* _Dataset content_
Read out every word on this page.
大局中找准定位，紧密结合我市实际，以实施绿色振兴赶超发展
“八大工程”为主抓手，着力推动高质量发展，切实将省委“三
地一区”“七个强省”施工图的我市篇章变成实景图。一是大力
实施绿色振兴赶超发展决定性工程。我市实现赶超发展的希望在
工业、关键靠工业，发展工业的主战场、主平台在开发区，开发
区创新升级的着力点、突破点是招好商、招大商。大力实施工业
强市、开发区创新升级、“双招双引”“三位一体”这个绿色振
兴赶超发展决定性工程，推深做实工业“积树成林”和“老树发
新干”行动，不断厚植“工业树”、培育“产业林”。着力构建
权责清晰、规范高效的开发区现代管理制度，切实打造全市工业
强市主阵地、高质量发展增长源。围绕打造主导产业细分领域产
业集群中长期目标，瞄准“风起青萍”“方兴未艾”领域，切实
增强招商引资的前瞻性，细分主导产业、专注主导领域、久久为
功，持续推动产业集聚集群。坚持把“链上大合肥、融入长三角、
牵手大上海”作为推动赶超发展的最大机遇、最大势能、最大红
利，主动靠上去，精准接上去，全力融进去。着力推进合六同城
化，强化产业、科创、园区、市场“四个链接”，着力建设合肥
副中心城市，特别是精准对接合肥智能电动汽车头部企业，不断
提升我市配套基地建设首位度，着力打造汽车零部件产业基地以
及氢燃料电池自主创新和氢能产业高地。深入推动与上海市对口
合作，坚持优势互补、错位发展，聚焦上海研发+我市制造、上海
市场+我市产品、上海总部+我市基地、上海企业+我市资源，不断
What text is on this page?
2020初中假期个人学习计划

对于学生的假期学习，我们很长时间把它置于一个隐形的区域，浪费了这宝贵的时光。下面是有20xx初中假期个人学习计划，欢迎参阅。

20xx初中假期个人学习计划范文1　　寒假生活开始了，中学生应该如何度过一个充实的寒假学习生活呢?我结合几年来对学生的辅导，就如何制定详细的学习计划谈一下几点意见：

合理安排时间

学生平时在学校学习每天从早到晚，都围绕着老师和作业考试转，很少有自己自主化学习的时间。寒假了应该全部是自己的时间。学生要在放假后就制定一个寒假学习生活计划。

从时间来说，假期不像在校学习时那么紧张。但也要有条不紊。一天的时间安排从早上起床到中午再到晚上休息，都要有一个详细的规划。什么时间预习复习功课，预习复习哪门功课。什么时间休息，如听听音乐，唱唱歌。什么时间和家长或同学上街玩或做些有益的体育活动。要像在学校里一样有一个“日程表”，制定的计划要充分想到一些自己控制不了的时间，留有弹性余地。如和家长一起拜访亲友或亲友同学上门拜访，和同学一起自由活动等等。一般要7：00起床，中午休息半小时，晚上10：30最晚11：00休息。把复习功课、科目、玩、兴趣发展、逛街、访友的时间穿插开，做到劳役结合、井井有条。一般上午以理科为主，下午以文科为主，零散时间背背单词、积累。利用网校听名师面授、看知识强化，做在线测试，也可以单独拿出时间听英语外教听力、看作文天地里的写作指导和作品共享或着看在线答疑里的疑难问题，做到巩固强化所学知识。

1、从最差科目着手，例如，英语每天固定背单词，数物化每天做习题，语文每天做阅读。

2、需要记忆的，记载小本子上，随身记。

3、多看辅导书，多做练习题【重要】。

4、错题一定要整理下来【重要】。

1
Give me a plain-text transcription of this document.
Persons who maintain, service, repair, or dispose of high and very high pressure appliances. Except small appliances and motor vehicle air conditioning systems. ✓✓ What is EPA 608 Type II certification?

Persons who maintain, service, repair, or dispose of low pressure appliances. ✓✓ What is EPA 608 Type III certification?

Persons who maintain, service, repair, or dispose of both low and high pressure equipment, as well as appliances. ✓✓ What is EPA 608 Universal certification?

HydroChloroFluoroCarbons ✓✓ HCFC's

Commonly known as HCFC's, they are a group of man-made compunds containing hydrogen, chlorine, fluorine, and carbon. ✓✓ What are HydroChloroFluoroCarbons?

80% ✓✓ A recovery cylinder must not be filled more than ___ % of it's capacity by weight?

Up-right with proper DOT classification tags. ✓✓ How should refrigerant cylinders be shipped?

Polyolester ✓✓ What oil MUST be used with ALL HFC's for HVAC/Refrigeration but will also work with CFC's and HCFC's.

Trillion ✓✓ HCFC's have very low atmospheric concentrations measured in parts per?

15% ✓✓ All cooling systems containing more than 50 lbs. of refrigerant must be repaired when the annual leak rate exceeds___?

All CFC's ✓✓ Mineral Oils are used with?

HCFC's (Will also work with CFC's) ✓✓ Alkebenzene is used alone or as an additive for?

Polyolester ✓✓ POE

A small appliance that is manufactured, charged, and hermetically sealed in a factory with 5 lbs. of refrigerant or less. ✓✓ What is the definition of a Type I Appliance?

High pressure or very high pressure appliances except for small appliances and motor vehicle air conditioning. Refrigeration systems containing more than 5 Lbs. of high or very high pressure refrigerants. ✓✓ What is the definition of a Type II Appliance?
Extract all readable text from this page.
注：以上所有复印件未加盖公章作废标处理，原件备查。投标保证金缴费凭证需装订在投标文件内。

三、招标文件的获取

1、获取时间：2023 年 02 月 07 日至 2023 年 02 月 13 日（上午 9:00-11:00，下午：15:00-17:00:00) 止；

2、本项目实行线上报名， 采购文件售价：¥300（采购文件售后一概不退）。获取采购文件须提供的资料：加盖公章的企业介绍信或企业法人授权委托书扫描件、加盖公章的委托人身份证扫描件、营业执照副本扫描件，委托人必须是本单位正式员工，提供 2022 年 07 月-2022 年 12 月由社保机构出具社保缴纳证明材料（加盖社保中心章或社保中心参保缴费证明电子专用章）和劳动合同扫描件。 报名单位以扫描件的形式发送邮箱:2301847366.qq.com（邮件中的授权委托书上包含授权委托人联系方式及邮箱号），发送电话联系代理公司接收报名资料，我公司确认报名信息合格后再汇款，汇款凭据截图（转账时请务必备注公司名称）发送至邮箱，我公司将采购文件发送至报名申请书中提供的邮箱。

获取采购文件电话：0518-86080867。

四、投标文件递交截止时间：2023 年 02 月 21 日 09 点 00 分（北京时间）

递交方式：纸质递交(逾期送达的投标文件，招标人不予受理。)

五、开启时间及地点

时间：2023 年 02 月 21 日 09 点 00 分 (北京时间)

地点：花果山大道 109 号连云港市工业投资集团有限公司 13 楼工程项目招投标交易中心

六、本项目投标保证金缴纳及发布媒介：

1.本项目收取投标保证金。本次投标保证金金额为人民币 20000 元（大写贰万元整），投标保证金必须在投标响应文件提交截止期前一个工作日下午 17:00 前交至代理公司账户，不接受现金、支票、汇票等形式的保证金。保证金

* _What this task involves_
Find each line holding the string "HCFC" and copy it out.

* _Worked answer_
HydroChloroFluoroCarbons ✓✓ HCFC's
Commonly known as HCFC's, they are a group of man-made compunds containing hydrogen, chlorine, fluorine, and carbon. ✓✓ What are HydroChloroFluoroCarbons?
Polyolester ✓✓ What oil MUST be used with ALL HFC's for HVAC/Refrigeration but will also work with CFC's and HCFC's.
Trillion ✓✓ HCFC's have very low atmospheric concentrations measured in parts per?
HCFC's (Will also work with CFC's) ✓✓ Alkebenzene is used alone or as an additive for?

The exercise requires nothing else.